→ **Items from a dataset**
::::::

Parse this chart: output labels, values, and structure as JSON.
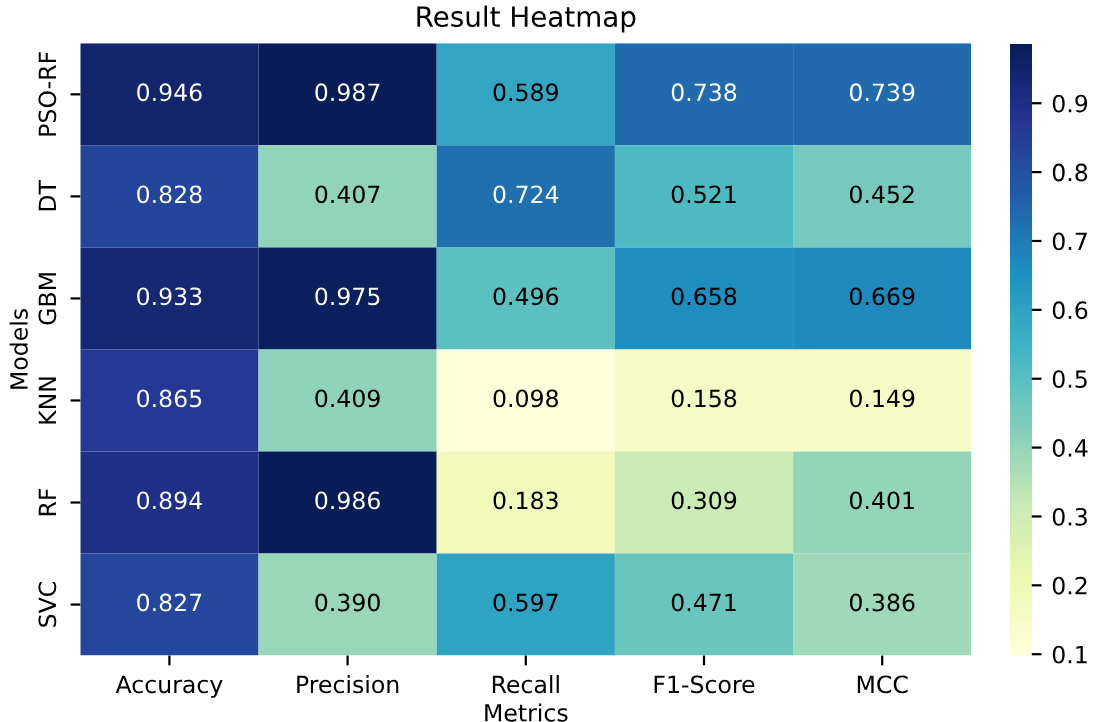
{
  "chart_data": {
    "type": "heatmap",
    "title": "Result Heatmap",
    "xlabel": "Metrics",
    "ylabel": "Models",
    "categories": [
      "Accuracy",
      "Precision",
      "Recall",
      "F1-Score",
      "MCC"
    ],
    "y_categories": [
      "PSO-RF",
      "DT",
      "GBM",
      "KNN",
      "RF",
      "SVC"
    ],
    "cells": [
      [
        0.946,
        0.987,
        0.589,
        0.738,
        0.739
      ],
      [
        0.828,
        0.407,
        0.724,
        0.521,
        0.452
      ],
      [
        0.933,
        0.975,
        0.496,
        0.658,
        0.669
      ],
      [
        0.865,
        0.409,
        0.098,
        0.158,
        0.149
      ],
      [
        0.894,
        0.986,
        0.183,
        0.309,
        0.401
      ],
      [
        0.827,
        0.39,
        0.597,
        0.471,
        0.386
      ]
    ],
    "cell_labels": [
      [
        "0.946",
        "0.987",
        "0.589",
        "0.738",
        "0.739"
      ],
      [
        "0.828",
        "0.407",
        "0.724",
        "0.521",
        "0.452"
      ],
      [
        "0.933",
        "0.975",
        "0.496",
        "0.658",
        "0.669"
      ],
      [
        "0.865",
        "0.409",
        "0.098",
        "0.158",
        "0.149"
      ],
      [
        "0.894",
        "0.986",
        "0.183",
        "0.309",
        "0.401"
      ],
      [
        "0.827",
        "0.390",
        "0.597",
        "0.471",
        "0.386"
      ]
    ],
    "data_labels": true,
    "clim": [
      0.098,
      0.987
    ],
    "cticks": [
      0.1,
      0.2,
      0.3,
      0.4,
      0.5,
      0.6,
      0.7,
      0.8,
      0.9
    ]
  }
}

::::::

→ **Problem to solve**
Set down the complete material exactly, but do not include the images.

→ **Problem solution**
Parse this chart: output labels, values, and structure as JSON.
{
  "chart_data": {
    "type": "heatmap",
    "title": "Result Heatmap",
    "xlabel": "Metrics",
    "ylabel": "Models",
    "categories": [
      "Accuracy",
      "Precision",
      "Recall",
      "F1-Score",
      "MCC"
    ],
    "y_categories": [
      "PSO-RF",
      "DT",
      "GBM",
      "KNN",
      "RF",
      "SVC"
    ],
    "cells": [
      [
        0.946,
        0.987,
        0.589,
        0.738,
        0.739
      ],
      [
        0.828,
        0.407,
        0.724,
        0.521,
        0.452
      ],
      [
        0.933,
        0.975,
        0.496,
        0.658,
        0.669
      ],
      [
        0.865,
        0.409,
        0.098,
        0.158,
        0.149
      ],
      [
        0.894,
        0.986,
        0.183,
        0.309,
        0.401
      ],
      [
        0.827,
        0.39,
        0.597,
        0.471,
        0.386
      ]
    ],
    "cell_labels": [
      [
        "0.946",
        "0.987",
        "0.589",
        "0.738",
        "0.739"
      ],
      [
        "0.828",
        "0.407",
        "0.724",
        "0.521",
        "0.452"
      ],
      [
        "0.933",
        "0.975",
        "0.496",
        "0.658",
        "0.669"
      ],
      [
        "0.865",
        "0.409",
        "0.098",
        "0.158",
        "0.149"
      ],
      [
        "0.894",
        "0.986",
        "0.183",
        "0.309",
        "0.401"
      ],
      [
        "0.827",
        "0.390",
        "0.597",
        "0.471",
        "0.386"
      ]
    ],
    "data_labels": true,
    "clim": [
      0.098,
      0.987
    ],
    "cticks": [
      0.1,
      0.2,
      0.3,
      0.4,
      0.5,
      0.6,
      0.7,
      0.8,
      0.9
    ]
  }
}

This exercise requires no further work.